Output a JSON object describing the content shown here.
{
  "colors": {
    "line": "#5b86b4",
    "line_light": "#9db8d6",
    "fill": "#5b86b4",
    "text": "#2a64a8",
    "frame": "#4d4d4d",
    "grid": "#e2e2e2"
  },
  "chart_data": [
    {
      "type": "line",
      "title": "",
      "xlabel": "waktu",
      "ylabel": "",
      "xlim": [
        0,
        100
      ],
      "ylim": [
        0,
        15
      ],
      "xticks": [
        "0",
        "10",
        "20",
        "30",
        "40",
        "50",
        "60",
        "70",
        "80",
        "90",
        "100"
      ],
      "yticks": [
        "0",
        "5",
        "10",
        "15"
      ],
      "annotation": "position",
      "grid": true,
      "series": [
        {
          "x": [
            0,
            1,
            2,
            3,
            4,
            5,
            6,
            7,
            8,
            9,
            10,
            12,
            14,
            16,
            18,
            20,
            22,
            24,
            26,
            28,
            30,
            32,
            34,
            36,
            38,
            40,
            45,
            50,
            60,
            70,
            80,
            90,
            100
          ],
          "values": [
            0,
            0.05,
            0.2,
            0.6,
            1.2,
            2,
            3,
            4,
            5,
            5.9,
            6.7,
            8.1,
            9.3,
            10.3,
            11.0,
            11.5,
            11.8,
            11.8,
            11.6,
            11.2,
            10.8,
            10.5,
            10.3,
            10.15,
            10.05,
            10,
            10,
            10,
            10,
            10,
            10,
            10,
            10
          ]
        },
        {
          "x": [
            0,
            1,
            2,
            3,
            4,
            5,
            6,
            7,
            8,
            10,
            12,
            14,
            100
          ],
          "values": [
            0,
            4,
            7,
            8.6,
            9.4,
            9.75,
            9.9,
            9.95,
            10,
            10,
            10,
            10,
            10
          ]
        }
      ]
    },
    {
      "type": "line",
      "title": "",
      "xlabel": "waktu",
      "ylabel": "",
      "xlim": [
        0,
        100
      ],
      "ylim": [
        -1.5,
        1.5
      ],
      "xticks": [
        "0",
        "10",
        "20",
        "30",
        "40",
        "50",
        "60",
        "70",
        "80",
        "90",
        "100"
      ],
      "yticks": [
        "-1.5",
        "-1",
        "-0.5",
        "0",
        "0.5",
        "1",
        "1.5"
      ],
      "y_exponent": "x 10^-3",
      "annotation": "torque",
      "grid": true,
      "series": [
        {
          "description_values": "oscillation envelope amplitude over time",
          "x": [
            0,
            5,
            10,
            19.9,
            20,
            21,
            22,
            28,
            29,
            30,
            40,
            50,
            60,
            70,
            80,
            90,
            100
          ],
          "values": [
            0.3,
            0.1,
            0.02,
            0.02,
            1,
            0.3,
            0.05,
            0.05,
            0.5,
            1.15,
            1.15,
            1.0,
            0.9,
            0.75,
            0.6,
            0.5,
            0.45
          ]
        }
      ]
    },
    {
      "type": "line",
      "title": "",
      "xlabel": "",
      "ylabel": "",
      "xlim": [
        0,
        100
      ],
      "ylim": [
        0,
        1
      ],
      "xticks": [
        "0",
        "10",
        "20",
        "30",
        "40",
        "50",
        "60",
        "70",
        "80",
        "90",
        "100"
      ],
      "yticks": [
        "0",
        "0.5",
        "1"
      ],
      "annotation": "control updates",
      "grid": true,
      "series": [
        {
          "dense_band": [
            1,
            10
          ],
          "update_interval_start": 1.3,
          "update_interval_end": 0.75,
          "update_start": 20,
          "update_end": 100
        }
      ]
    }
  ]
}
::::
## REQUIRED WORK:
Copy all of the material word for word.

## TASK RESULT:
Output a JSON object describing the content shown here.
{
  "colors": {
    "line": "#5b86b4",
    "line_light": "#9db8d6",
    "fill": "#5b86b4",
    "text": "#2a64a8",
    "frame": "#4d4d4d",
    "grid": "#e2e2e2"
  },
  "chart_data": [
    {
      "type": "line",
      "title": "",
      "xlabel": "waktu",
      "ylabel": "",
      "xlim": [
        0,
        100
      ],
      "ylim": [
        0,
        15
      ],
      "xticks": [
        "0",
        "10",
        "20",
        "30",
        "40",
        "50",
        "60",
        "70",
        "80",
        "90",
        "100"
      ],
      "yticks": [
        "0",
        "5",
        "10",
        "15"
      ],
      "annotation": "position",
      "grid": true,
      "series": [
        {
          "x": [
            0,
            1,
            2,
            3,
            4,
            5,
            6,
            7,
            8,
            9,
            10,
            12,
            14,
            16,
            18,
            20,
            22,
            24,
            26,
            28,
            30,
            32,
            34,
            36,
            38,
            40,
            45,
            50,
            60,
            70,
            80,
            90,
            100
          ],
          "values": [
            0,
            0.05,
            0.2,
            0.6,
            1.2,
            2,
            3,
            4,
            5,
            5.9,
            6.7,
            8.1,
            9.3,
            10.3,
            11.0,
            11.5,
            11.8,
            11.8,
            11.6,
            11.2,
            10.8,
            10.5,
            10.3,
            10.15,
            10.05,
            10,
            10,
            10,
            10,
            10,
            10,
            10,
            10
          ]
        },
        {
          "x": [
            0,
            1,
            2,
            3,
            4,
            5,
            6,
            7,
            8,
            10,
            12,
            14,
            100
          ],
          "values": [
            0,
            4,
            7,
            8.6,
            9.4,
            9.75,
            9.9,
            9.95,
            10,
            10,
            10,
            10,
            10
          ]
        }
      ]
    },
    {
      "type": "line",
      "title": "",
      "xlabel": "waktu",
      "ylabel": "",
      "xlim": [
        0,
        100
      ],
      "ylim": [
        -1.5,
        1.5
      ],
      "xticks": [
        "0",
        "10",
        "20",
        "30",
        "40",
        "50",
        "60",
        "70",
        "80",
        "90",
        "100"
      ],
      "yticks": [
        "-1.5",
        "-1",
        "-0.5",
        "0",
        "0.5",
        "1",
        "1.5"
      ],
      "y_exponent": "x 10^-3",
      "annotation": "torque",
      "grid": true,
      "series": [
        {
          "description_values": "oscillation envelope amplitude over time",
          "x": [
            0,
            5,
            10,
            19.9,
            20,
            21,
            22,
            28,
            29,
            30,
            40,
            50,
            60,
            70,
            80,
            90,
            100
          ],
          "values": [
            0.3,
            0.1,
            0.02,
            0.02,
            1,
            0.3,
            0.05,
            0.05,
            0.5,
            1.15,
            1.15,
            1.0,
            0.9,
            0.75,
            0.6,
            0.5,
            0.45
          ]
        }
      ]
    },
    {
      "type": "line",
      "title": "",
      "xlabel": "",
      "ylabel": "",
      "xlim": [
        0,
        100
      ],
      "ylim": [
        0,
        1
      ],
      "xticks": [
        "0",
        "10",
        "20",
        "30",
        "40",
        "50",
        "60",
        "70",
        "80",
        "90",
        "100"
      ],
      "yticks": [
        "0",
        "0.5",
        "1"
      ],
      "annotation": "control updates",
      "grid": true,
      "series": [
        {
          "dense_band": [
            1,
            10
          ],
          "update_interval_start": 1.3,
          "update_interval_end": 0.75,
          "update_start": 20,
          "update_end": 100
        }
      ]
    }
  ]
}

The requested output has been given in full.